### [Direction]
Copy the data precisely, character for character, and leave out every picture.

### [Available data]
--------------------------------------------------

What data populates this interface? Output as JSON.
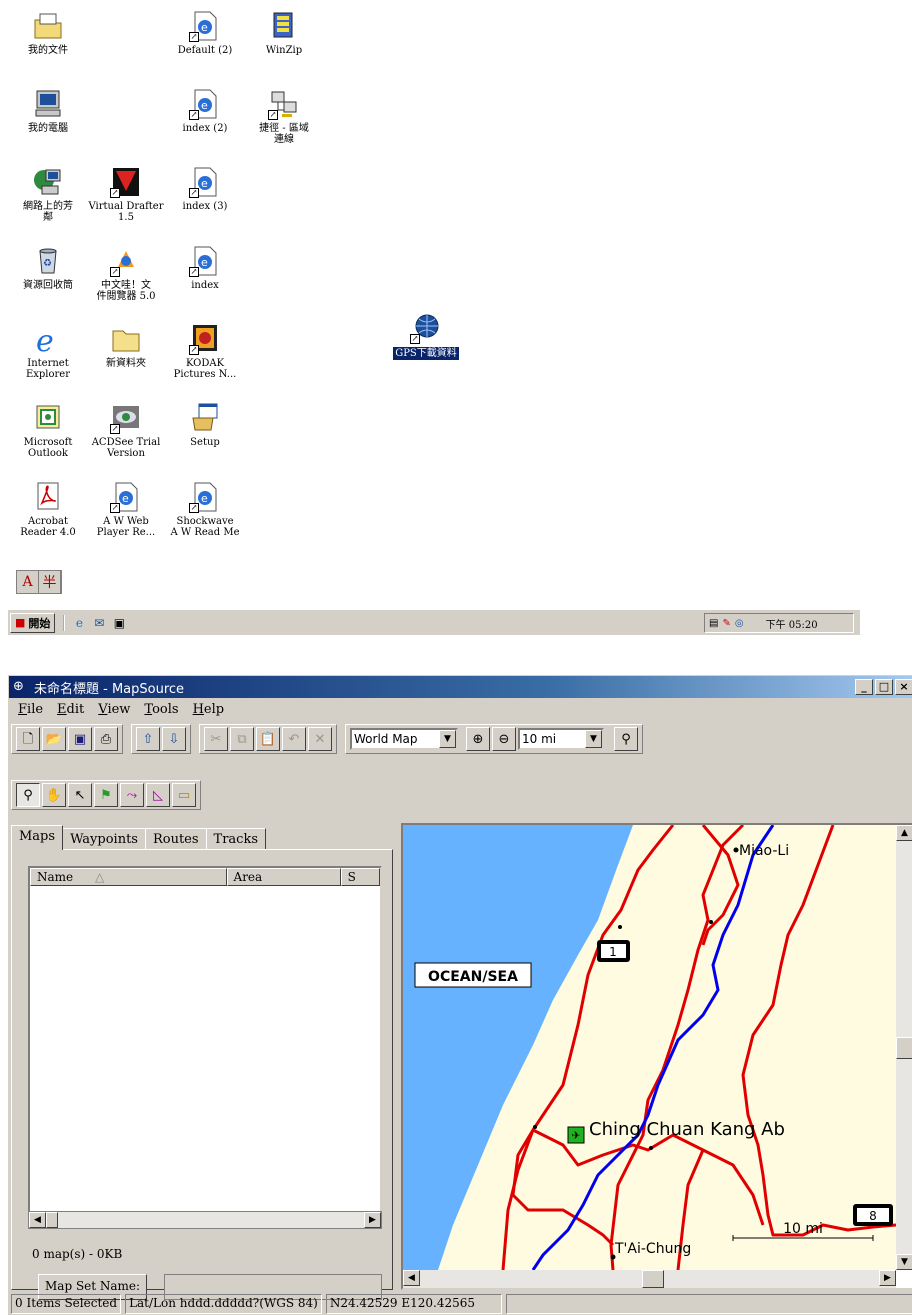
{
  "desktop": {
    "icons": {
      "my_documents": "我的文件",
      "default2": "Default (2)",
      "winzip": "WinZip",
      "my_computer": "我的電腦",
      "index2": "index (2)",
      "dialup_line1": "捷徑 - 區域",
      "dialup_line2": "連線",
      "network_line1": "網路上的芳",
      "network_line2": "鄰",
      "virtual_drafter_line1": "Virtual Drafter",
      "virtual_drafter_line2": "1.5",
      "index3": "index (3)",
      "recycle_bin": "資源回收筒",
      "cviewer_line1": "中文哇！文",
      "cviewer_line2": "件閱覽器 5.0",
      "index": "index",
      "ie_line1": "Internet",
      "ie_line2": "Explorer",
      "new_folder": "新資料夾",
      "kodak_line1": "KODAK",
      "kodak_line2": "Pictures N...",
      "gps": "GPS下載資料",
      "outlook_line1": "Microsoft",
      "outlook_line2": "Outlook",
      "acdsee_line1": "ACDSee Trial",
      "acdsee_line2": "Version",
      "setup": "Setup",
      "acrobat_line1": "Acrobat",
      "acrobat_line2": "Reader 4.0",
      "awweb_line1": "A W Web",
      "awweb_line2": "Player Re...",
      "shockwave_line1": "Shockwave",
      "shockwave_line2": "A W Read Me"
    },
    "ime": {
      "a": "A",
      "b": "半"
    },
    "taskbar": {
      "start_label": "開始",
      "clock": "下午 05:20"
    }
  },
  "window": {
    "title": "未命名標題 - MapSource",
    "menu": [
      "File",
      "Edit",
      "View",
      "Tools",
      "Help"
    ],
    "map_combo": "World Map",
    "scale_combo": "10 mi"
  },
  "left_panel": {
    "tabs": [
      "Maps",
      "Waypoints",
      "Routes",
      "Tracks"
    ],
    "columns": [
      "Name",
      "Area",
      "S"
    ],
    "map_count": "0 map(s) - 0KB",
    "map_set_button": "Map Set Name:"
  },
  "map": {
    "labels": {
      "ocean": "OCEAN/SEA",
      "miaoli": "Miao-Li",
      "ching": "Ching Chuan Kang Ab",
      "taichung": "T'Ai-Chung",
      "scale": "10 mi",
      "route1": "1",
      "route8": "8"
    },
    "colors": {
      "water": "#66b2ff",
      "land": "#fffbe1",
      "road": "#e00000",
      "river": "#0000ee"
    }
  },
  "status": {
    "selected": "0 Items Selected",
    "format": "Lat/Lon hddd.ddddd?(WGS 84)",
    "coords": "N24.42529 E120.42565"
  }
}
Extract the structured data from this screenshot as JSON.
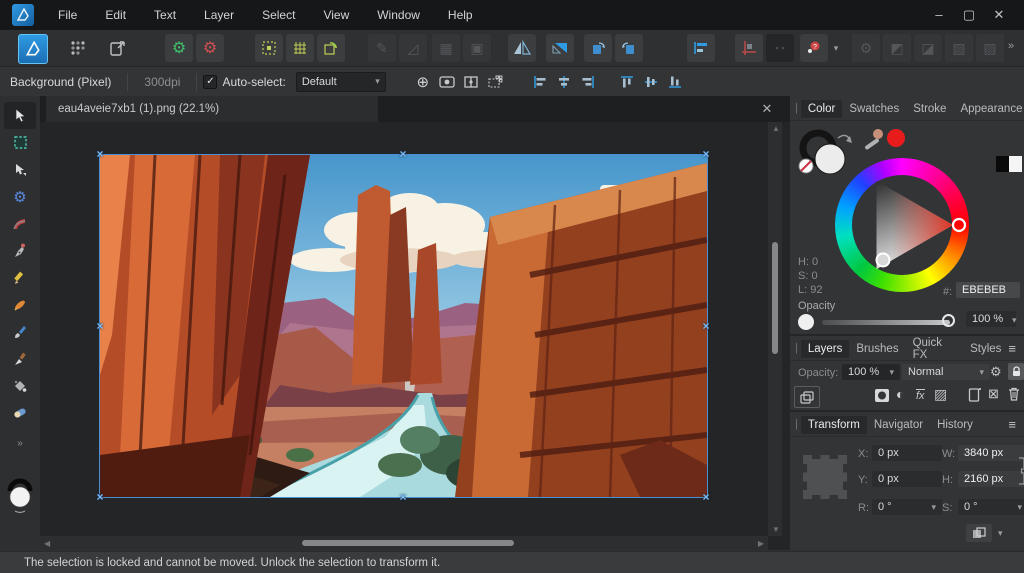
{
  "titlebar": {
    "menus": [
      "File",
      "Edit",
      "Text",
      "Layer",
      "Select",
      "View",
      "Window",
      "Help"
    ]
  },
  "toolbar": {
    "overflow": "»"
  },
  "context_toolbar": {
    "layer_label": "Background (Pixel)",
    "dpi": "300dpi",
    "autoselect_label": "Auto-select:",
    "autoselect_value": "Default"
  },
  "document_tab": {
    "title": "eau4aveie7xb1 (1).png (22.1%)"
  },
  "color_panel": {
    "tabs": [
      "Color",
      "Swatches",
      "Stroke",
      "Appearance"
    ],
    "active_tab": "Color",
    "hsl": {
      "h": "H: 0",
      "s": "S: 0",
      "l": "L: 92"
    },
    "hex_label": "#:",
    "hex_value": "EBEBEB",
    "opacity_label": "Opacity",
    "opacity_value": "100 %"
  },
  "layers_panel": {
    "tabs": [
      "Layers",
      "Brushes",
      "Quick FX",
      "Styles"
    ],
    "active_tab": "Layers",
    "opacity_label": "Opacity:",
    "opacity_value": "100 %",
    "blend_mode": "Normal"
  },
  "transform_panel": {
    "tabs": [
      "Transform",
      "Navigator",
      "History"
    ],
    "active_tab": "Transform",
    "x_label": "X:",
    "x_value": "0 px",
    "y_label": "Y:",
    "y_value": "0 px",
    "w_label": "W:",
    "w_value": "3840 px",
    "h_label": "H:",
    "h_value": "2160 px",
    "r_label": "R:",
    "r_value": "0 °",
    "s_label": "S:",
    "s_value": "0 °"
  },
  "status_bar": {
    "message": "The selection is locked and cannot be moved. Unlock the selection to transform it."
  },
  "colors": {
    "accent": "#2F9BE4",
    "current_hex": "#EBEBEB",
    "selection_handle": "#7DB9F2"
  }
}
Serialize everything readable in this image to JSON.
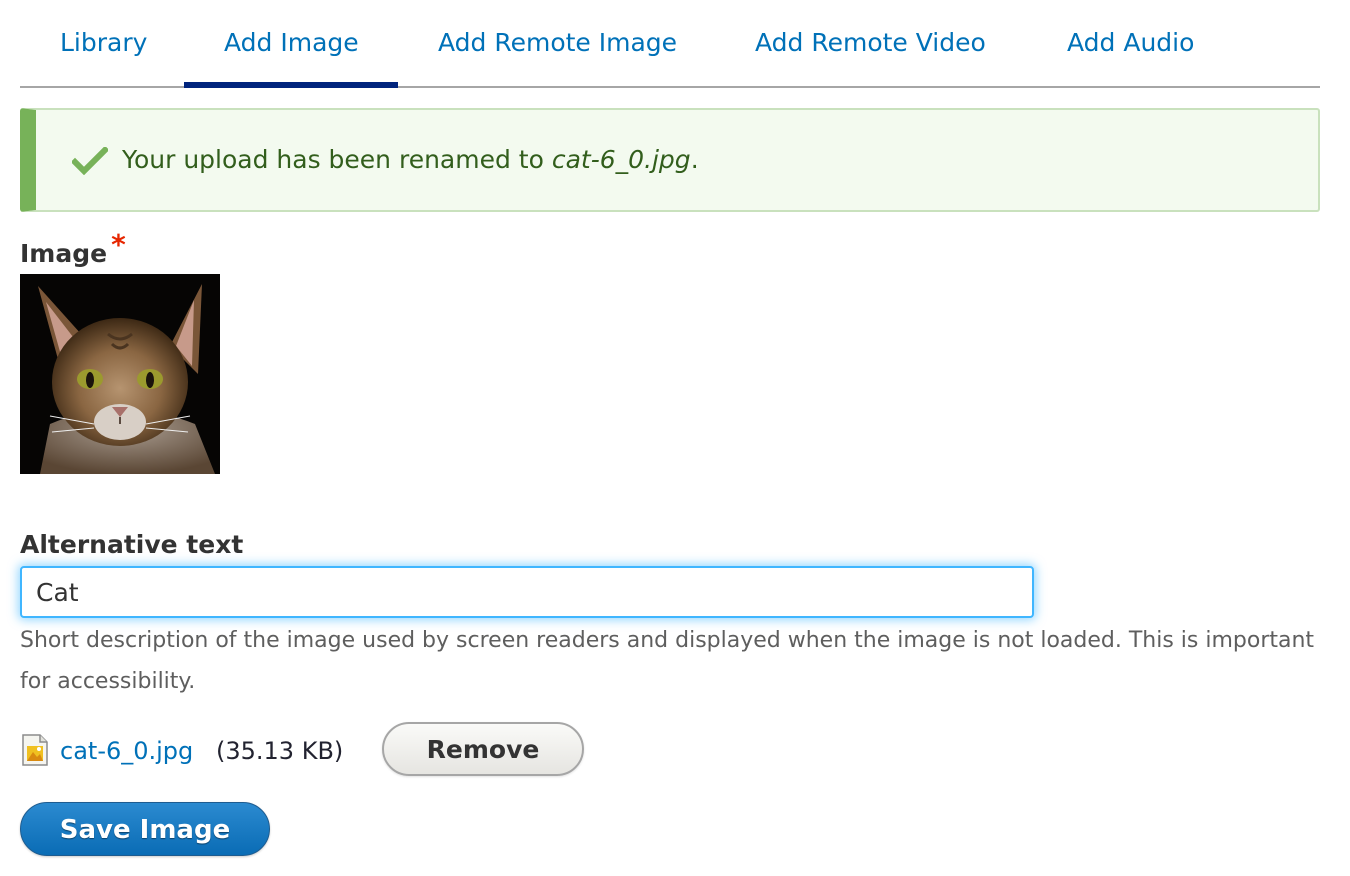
{
  "tabs": [
    {
      "label": "Library",
      "active": false
    },
    {
      "label": "Add Image",
      "active": true
    },
    {
      "label": "Add Remote Image",
      "active": false
    },
    {
      "label": "Add Remote Video",
      "active": false
    },
    {
      "label": "Add Audio",
      "active": false
    }
  ],
  "status": {
    "icon": "checkmark-icon",
    "text_prefix": "Your upload has been renamed to ",
    "filename": "cat-6_0.jpg",
    "text_suffix": ".",
    "color": "#325e1c"
  },
  "image_field": {
    "label": "Image",
    "required_marker": "*"
  },
  "alt_text": {
    "label": "Alternative text",
    "value": "Cat",
    "description": "Short description of the image used by screen readers and displayed when the image is not loaded. This is important for accessibility."
  },
  "file": {
    "icon": "image-file-icon",
    "name": "cat-6_0.jpg",
    "size": "(35.13 KB)",
    "remove_label": "Remove"
  },
  "actions": {
    "save_label": "Save Image"
  },
  "colors": {
    "link": "#0071b8",
    "active_tab_underline": "#00247d",
    "status_border": "#77b259",
    "required": "#e62600",
    "primary_button": "#0a6cb5"
  }
}
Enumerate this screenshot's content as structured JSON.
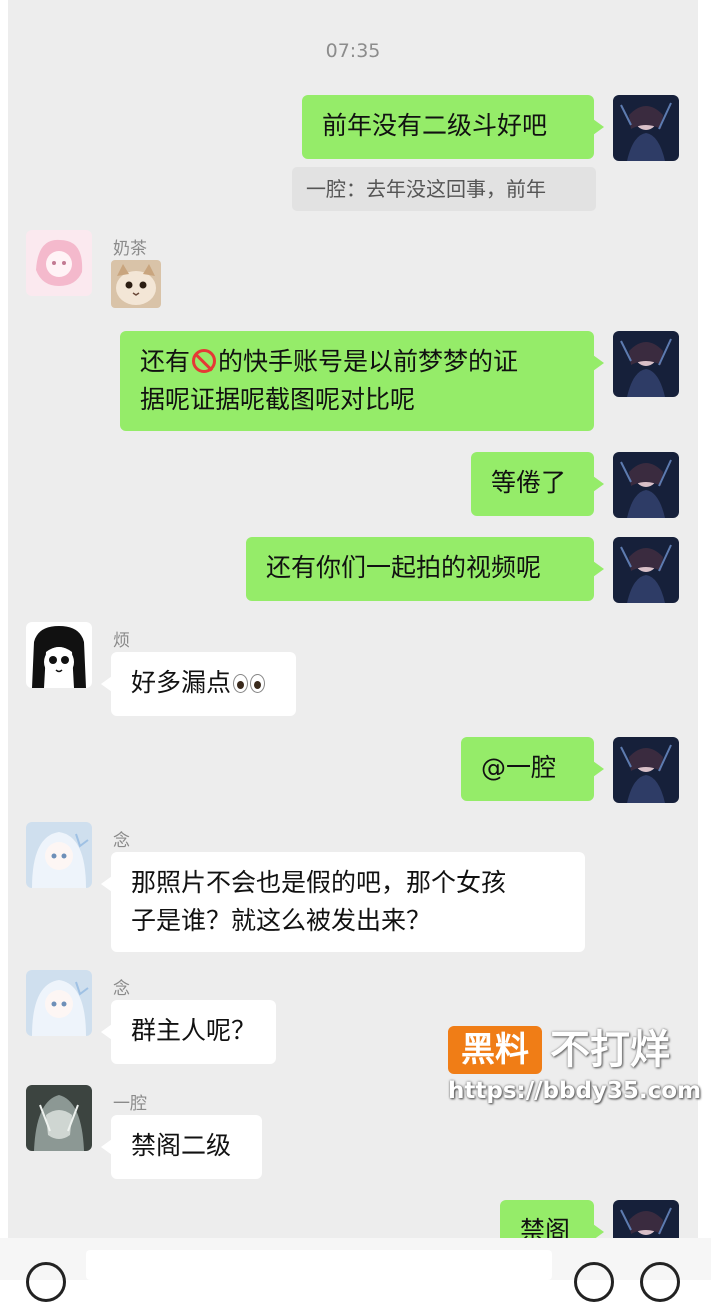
{
  "chat": {
    "timestamp": "07:35",
    "messages": [
      {
        "side": "right",
        "text": "前年没有二级斗好吧"
      },
      {
        "side": "right",
        "type": "quote",
        "text": "一腔：去年没这回事，前年"
      },
      {
        "side": "left",
        "sender": "奶茶",
        "type": "sticker",
        "sticker": "cat-face"
      },
      {
        "side": "right",
        "line1_before": "还有",
        "line1_after": "的快手账号是以前梦梦的证",
        "line2": "据呢证据呢截图呢对比呢",
        "inline_icon": "no-entry-icon"
      },
      {
        "side": "right",
        "text": "等倦了"
      },
      {
        "side": "right",
        "text": "还有你们一起拍的视频呢"
      },
      {
        "side": "left",
        "sender": "烦",
        "text": "好多漏点",
        "inline_icon": "eyes-emoji"
      },
      {
        "side": "right",
        "text": "@一腔"
      },
      {
        "side": "left",
        "sender": "念",
        "line1": "那照片不会也是假的吧，那个女孩",
        "line2": "子是谁？就这么被发出来？"
      },
      {
        "side": "left",
        "sender": "念",
        "text": "群主人呢？"
      },
      {
        "side": "left",
        "sender": "一腔",
        "text": "禁阁二级"
      },
      {
        "side": "right",
        "text": "禁阁"
      }
    ]
  },
  "watermark": {
    "badge": "黑料",
    "name": "不打烊",
    "url": "https://bbdy35.com"
  },
  "colors": {
    "chat_background": "#ededed",
    "my_bubble": "#95ec69",
    "other_bubble": "#ffffff",
    "watermark_orange": "#f07d16"
  },
  "icons": [
    "voice-icon",
    "emoji-icon",
    "plus-icon"
  ]
}
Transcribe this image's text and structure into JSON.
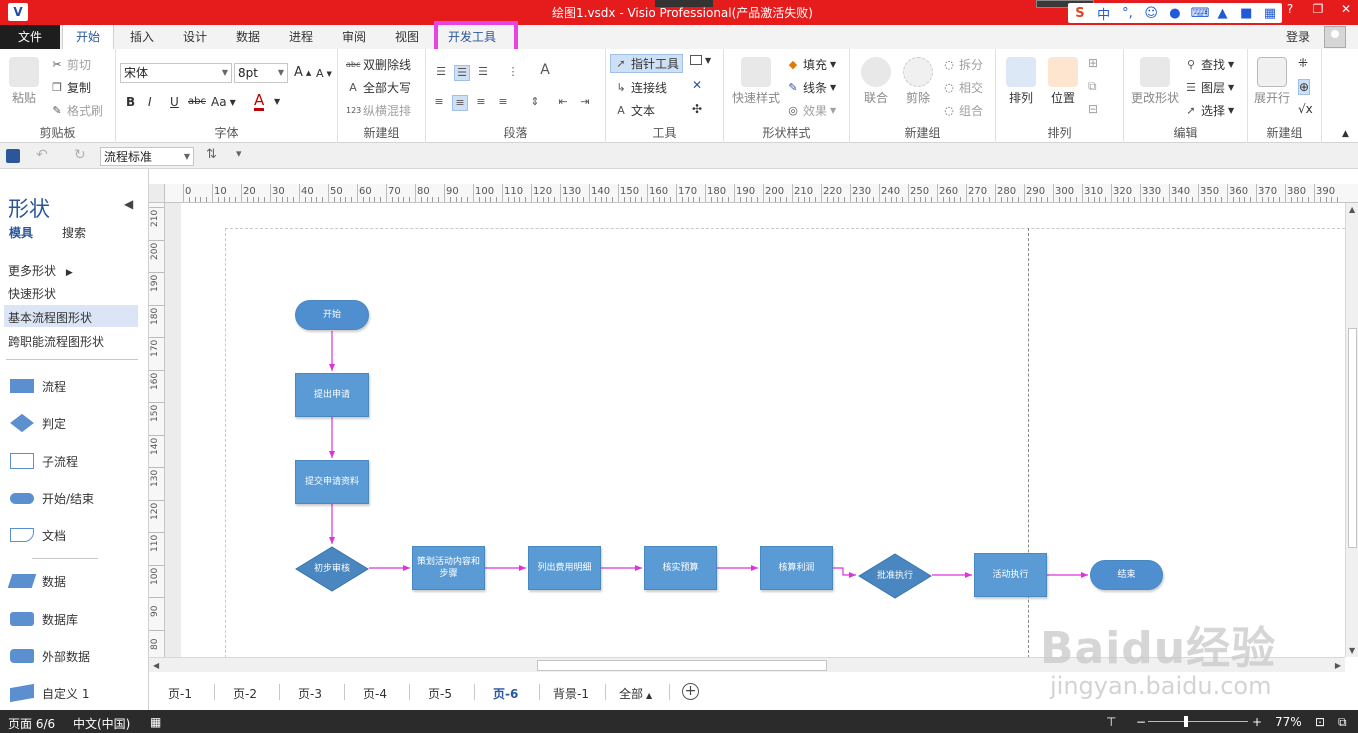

--------------------------------------------------

### [Solution below]
What data populates this interface? Output as JSON.
{
  "desktop": {
    "icons": {
      "my_documents": "我的文件",
      "default2": "Default (2)",
      "winzip": "WinZip",
      "my_computer": "我的電腦",
      "index2": "index (2)",
      "dialup_line1": "捷徑 - 區域",
      "dialup_line2": "連線",
      "network_line1": "網路上的芳",
      "network_line2": "鄰",
      "virtual_drafter_line1": "Virtual Drafter",
      "virtual_drafter_line2": "1.5",
      "index3": "index (3)",
      "recycle_bin": "資源回收筒",
      "cviewer_line1": "中文哇！文",
      "cviewer_line2": "件閱覽器 5.0",
      "index": "index",
      "ie_line1": "Internet",
      "ie_line2": "Explorer",
      "new_folder": "新資料夾",
      "kodak_line1": "KODAK",
      "kodak_line2": "Pictures N...",
      "gps": "GPS下載資料",
      "outlook_line1": "Microsoft",
      "outlook_line2": "Outlook",
      "acdsee_line1": "ACDSee Trial",
      "acdsee_line2": "Version",
      "setup": "Setup",
      "acrobat_line1": "Acrobat",
      "acrobat_line2": "Reader 4.0",
      "awweb_line1": "A W Web",
      "awweb_line2": "Player Re...",
      "shockwave_line1": "Shockwave",
      "shockwave_line2": "A W Read Me"
    },
    "ime": {
      "a": "A",
      "b": "半"
    },
    "taskbar": {
      "start_label": "開始",
      "clock": "下午 05:20"
    }
  },
  "window": {
    "title": "未命名標題 - MapSource",
    "menu": [
      "File",
      "Edit",
      "View",
      "Tools",
      "Help"
    ],
    "map_combo": "World Map",
    "scale_combo": "10 mi"
  },
  "left_panel": {
    "tabs": [
      "Maps",
      "Waypoints",
      "Routes",
      "Tracks"
    ],
    "columns": [
      "Name",
      "Area",
      "S"
    ],
    "map_count": "0 map(s) - 0KB",
    "map_set_button": "Map Set Name:"
  },
  "map": {
    "labels": {
      "ocean": "OCEAN/SEA",
      "miaoli": "Miao-Li",
      "ching": "Ching Chuan Kang Ab",
      "taichung": "T'Ai-Chung",
      "scale": "10 mi",
      "route1": "1",
      "route8": "8"
    },
    "colors": {
      "water": "#66b2ff",
      "land": "#fffbe1",
      "road": "#e00000",
      "river": "#0000ee"
    }
  },
  "status": {
    "selected": "0 Items Selected",
    "format": "Lat/Lon hddd.ddddd?(WGS 84)",
    "coords": "N24.42529 E120.42565"
  }
}
Extract the structured data from this screenshot as JSON.
{
  "titlebar": {
    "menus": [
      "File",
      "Edit",
      "Text",
      "Layer",
      "Select",
      "View",
      "Window",
      "Help"
    ]
  },
  "toolbar": {
    "overflow": "»"
  },
  "context_toolbar": {
    "layer_label": "Background (Pixel)",
    "dpi": "300dpi",
    "autoselect_label": "Auto-select:",
    "autoselect_value": "Default"
  },
  "document_tab": {
    "title": "eau4aveie7xb1 (1).png (22.1%)"
  },
  "color_panel": {
    "tabs": [
      "Color",
      "Swatches",
      "Stroke",
      "Appearance"
    ],
    "active_tab": "Color",
    "hsl": {
      "h": "H: 0",
      "s": "S: 0",
      "l": "L: 92"
    },
    "hex_label": "#:",
    "hex_value": "EBEBEB",
    "opacity_label": "Opacity",
    "opacity_value": "100 %"
  },
  "layers_panel": {
    "tabs": [
      "Layers",
      "Brushes",
      "Quick FX",
      "Styles"
    ],
    "active_tab": "Layers",
    "opacity_label": "Opacity:",
    "opacity_value": "100 %",
    "blend_mode": "Normal"
  },
  "transform_panel": {
    "tabs": [
      "Transform",
      "Navigator",
      "History"
    ],
    "active_tab": "Transform",
    "x_label": "X:",
    "x_value": "0 px",
    "y_label": "Y:",
    "y_value": "0 px",
    "w_label": "W:",
    "w_value": "3840 px",
    "h_label": "H:",
    "h_value": "2160 px",
    "r_label": "R:",
    "r_value": "0 °",
    "s_label": "S:",
    "s_value": "0 °"
  },
  "status_bar": {
    "message": "The selection is locked and cannot be moved. Unlock the selection to transform it."
  },
  "colors": {
    "accent": "#2F9BE4",
    "current_hex": "#EBEBEB",
    "selection_handle": "#7DB9F2"
  }
}
Serialize everything readable in this image to JSON.
{
  "tabs": [
    {
      "label": "Library",
      "active": false
    },
    {
      "label": "Add Image",
      "active": true
    },
    {
      "label": "Add Remote Image",
      "active": false
    },
    {
      "label": "Add Remote Video",
      "active": false
    },
    {
      "label": "Add Audio",
      "active": false
    }
  ],
  "status": {
    "icon": "checkmark-icon",
    "text_prefix": "Your upload has been renamed to ",
    "filename": "cat-6_0.jpg",
    "text_suffix": ".",
    "color": "#325e1c"
  },
  "image_field": {
    "label": "Image",
    "required_marker": "*"
  },
  "alt_text": {
    "label": "Alternative text",
    "value": "Cat",
    "description": "Short description of the image used by screen readers and displayed when the image is not loaded. This is important for accessibility."
  },
  "file": {
    "icon": "image-file-icon",
    "name": "cat-6_0.jpg",
    "size": "(35.13 KB)",
    "remove_label": "Remove"
  },
  "actions": {
    "save_label": "Save Image"
  },
  "colors": {
    "link": "#0071b8",
    "active_tab_underline": "#00247d",
    "status_border": "#77b259",
    "required": "#e62600",
    "primary_button": "#0a6cb5"
  }
}
Enumerate this screenshot's content as structured JSON.
{
  "chat": {
    "timestamp": "07:35",
    "messages": [
      {
        "side": "right",
        "text": "前年没有二级斗好吧"
      },
      {
        "side": "right",
        "type": "quote",
        "text": "一腔：去年没这回事，前年"
      },
      {
        "side": "left",
        "sender": "奶茶",
        "type": "sticker",
        "sticker": "cat-face"
      },
      {
        "side": "right",
        "line1_before": "还有",
        "line1_after": "的快手账号是以前梦梦的证",
        "line2": "据呢证据呢截图呢对比呢",
        "inline_icon": "no-entry-icon"
      },
      {
        "side": "right",
        "text": "等倦了"
      },
      {
        "side": "right",
        "text": "还有你们一起拍的视频呢"
      },
      {
        "side": "left",
        "sender": "烦",
        "text": "好多漏点",
        "inline_icon": "eyes-emoji"
      },
      {
        "side": "right",
        "text": "@一腔"
      },
      {
        "side": "left",
        "sender": "念",
        "line1": "那照片不会也是假的吧，那个女孩",
        "line2": "子是谁？就这么被发出来？"
      },
      {
        "side": "left",
        "sender": "念",
        "text": "群主人呢？"
      },
      {
        "side": "left",
        "sender": "一腔",
        "text": "禁阁二级"
      },
      {
        "side": "right",
        "text": "禁阁"
      }
    ]
  },
  "watermark": {
    "badge": "黑料",
    "name": "不打烊",
    "url": "https://bbdy35.com"
  },
  "colors": {
    "chat_background": "#ededed",
    "my_bubble": "#95ec69",
    "other_bubble": "#ffffff",
    "watermark_orange": "#f07d16"
  },
  "icons": [
    "voice-icon",
    "emoji-icon",
    "plus-icon"
  ]
}
Transcribe this image's text and structure into JSON.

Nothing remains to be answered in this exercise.